** Start **

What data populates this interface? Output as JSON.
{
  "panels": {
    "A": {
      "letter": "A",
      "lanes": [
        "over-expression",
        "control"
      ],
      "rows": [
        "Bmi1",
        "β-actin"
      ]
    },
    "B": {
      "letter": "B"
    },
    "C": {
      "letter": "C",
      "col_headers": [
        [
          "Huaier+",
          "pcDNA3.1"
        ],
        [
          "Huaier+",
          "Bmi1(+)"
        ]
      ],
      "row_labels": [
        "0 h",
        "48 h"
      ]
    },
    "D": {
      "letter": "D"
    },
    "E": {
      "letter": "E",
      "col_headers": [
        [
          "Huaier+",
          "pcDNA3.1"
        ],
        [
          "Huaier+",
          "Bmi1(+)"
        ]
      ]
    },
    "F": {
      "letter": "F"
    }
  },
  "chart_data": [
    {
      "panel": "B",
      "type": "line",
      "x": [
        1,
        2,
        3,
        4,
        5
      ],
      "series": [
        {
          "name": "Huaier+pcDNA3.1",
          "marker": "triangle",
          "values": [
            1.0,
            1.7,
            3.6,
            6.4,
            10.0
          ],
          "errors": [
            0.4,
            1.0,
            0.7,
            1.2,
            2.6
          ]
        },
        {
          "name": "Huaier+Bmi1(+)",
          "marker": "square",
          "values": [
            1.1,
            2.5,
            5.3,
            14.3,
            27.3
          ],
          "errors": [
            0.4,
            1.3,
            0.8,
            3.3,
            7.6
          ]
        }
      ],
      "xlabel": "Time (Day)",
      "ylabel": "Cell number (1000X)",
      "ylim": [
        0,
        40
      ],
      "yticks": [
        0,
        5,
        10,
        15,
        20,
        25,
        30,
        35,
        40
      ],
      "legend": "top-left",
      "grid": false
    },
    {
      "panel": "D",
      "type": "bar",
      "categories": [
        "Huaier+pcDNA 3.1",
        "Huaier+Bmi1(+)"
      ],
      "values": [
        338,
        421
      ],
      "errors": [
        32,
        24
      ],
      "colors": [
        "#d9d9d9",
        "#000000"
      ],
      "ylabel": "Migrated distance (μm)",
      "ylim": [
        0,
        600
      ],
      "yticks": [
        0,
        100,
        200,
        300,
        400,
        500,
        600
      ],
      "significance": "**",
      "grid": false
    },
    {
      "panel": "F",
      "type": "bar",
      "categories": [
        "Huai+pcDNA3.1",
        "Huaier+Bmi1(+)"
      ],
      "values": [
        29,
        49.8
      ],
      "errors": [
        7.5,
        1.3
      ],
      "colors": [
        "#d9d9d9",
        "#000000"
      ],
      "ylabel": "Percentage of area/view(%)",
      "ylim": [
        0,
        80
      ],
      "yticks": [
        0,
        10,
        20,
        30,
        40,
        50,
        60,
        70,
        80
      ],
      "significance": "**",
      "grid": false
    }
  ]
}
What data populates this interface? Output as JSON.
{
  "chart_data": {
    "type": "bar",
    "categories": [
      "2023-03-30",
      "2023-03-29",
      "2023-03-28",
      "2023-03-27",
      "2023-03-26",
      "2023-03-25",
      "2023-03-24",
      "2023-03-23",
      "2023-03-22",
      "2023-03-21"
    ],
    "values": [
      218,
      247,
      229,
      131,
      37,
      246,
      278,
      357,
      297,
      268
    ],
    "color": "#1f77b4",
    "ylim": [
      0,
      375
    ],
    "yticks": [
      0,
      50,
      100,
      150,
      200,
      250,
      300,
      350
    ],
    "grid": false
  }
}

** End **

Directions for this task: Write the material out again in its entirety, exactly as shown.

Written answer:
What data populates this interface? Output as JSON.
{
  "panels": {
    "A": {
      "letter": "A",
      "lanes": [
        "over-expression",
        "control"
      ],
      "rows": [
        "Bmi1",
        "β-actin"
      ]
    },
    "B": {
      "letter": "B"
    },
    "C": {
      "letter": "C",
      "col_headers": [
        [
          "Huaier+",
          "pcDNA3.1"
        ],
        [
          "Huaier+",
          "Bmi1(+)"
        ]
      ],
      "row_labels": [
        "0 h",
        "48 h"
      ]
    },
    "D": {
      "letter": "D"
    },
    "E": {
      "letter": "E",
      "col_headers": [
        [
          "Huaier+",
          "pcDNA3.1"
        ],
        [
          "Huaier+",
          "Bmi1(+)"
        ]
      ]
    },
    "F": {
      "letter": "F"
    }
  },
  "chart_data": [
    {
      "panel": "B",
      "type": "line",
      "x": [
        1,
        2,
        3,
        4,
        5
      ],
      "series": [
        {
          "name": "Huaier+pcDNA3.1",
          "marker": "triangle",
          "values": [
            1.0,
            1.7,
            3.6,
            6.4,
            10.0
          ],
          "errors": [
            0.4,
            1.0,
            0.7,
            1.2,
            2.6
          ]
        },
        {
          "name": "Huaier+Bmi1(+)",
          "marker": "square",
          "values": [
            1.1,
            2.5,
            5.3,
            14.3,
            27.3
          ],
          "errors": [
            0.4,
            1.3,
            0.8,
            3.3,
            7.6
          ]
        }
      ],
      "xlabel": "Time (Day)",
      "ylabel": "Cell number (1000X)",
      "ylim": [
        0,
        40
      ],
      "yticks": [
        0,
        5,
        10,
        15,
        20,
        25,
        30,
        35,
        40
      ],
      "legend": "top-left",
      "grid": false
    },
    {
      "panel": "D",
      "type": "bar",
      "categories": [
        "Huaier+pcDNA 3.1",
        "Huaier+Bmi1(+)"
      ],
      "values": [
        338,
        421
      ],
      "errors": [
        32,
        24
      ],
      "colors": [
        "#d9d9d9",
        "#000000"
      ],
      "ylabel": "Migrated distance (μm)",
      "ylim": [
        0,
        600
      ],
      "yticks": [
        0,
        100,
        200,
        300,
        400,
        500,
        600
      ],
      "significance": "**",
      "grid": false
    },
    {
      "panel": "F",
      "type": "bar",
      "categories": [
        "Huai+pcDNA3.1",
        "Huaier+Bmi1(+)"
      ],
      "values": [
        29,
        49.8
      ],
      "errors": [
        7.5,
        1.3
      ],
      "colors": [
        "#d9d9d9",
        "#000000"
      ],
      "ylabel": "Percentage of area/view(%)",
      "ylim": [
        0,
        80
      ],
      "yticks": [
        0,
        10,
        20,
        30,
        40,
        50,
        60,
        70,
        80
      ],
      "significance": "**",
      "grid": false
    }
  ]
}
What data populates this interface? Output as JSON.
{
  "chart_data": {
    "type": "bar",
    "categories": [
      "2023-03-30",
      "2023-03-29",
      "2023-03-28",
      "2023-03-27",
      "2023-03-26",
      "2023-03-25",
      "2023-03-24",
      "2023-03-23",
      "2023-03-22",
      "2023-03-21"
    ],
    "values": [
      218,
      247,
      229,
      131,
      37,
      246,
      278,
      357,
      297,
      268
    ],
    "color": "#1f77b4",
    "ylim": [
      0,
      375
    ],
    "yticks": [
      0,
      50,
      100,
      150,
      200,
      250,
      300,
      350
    ],
    "grid": false
  }
}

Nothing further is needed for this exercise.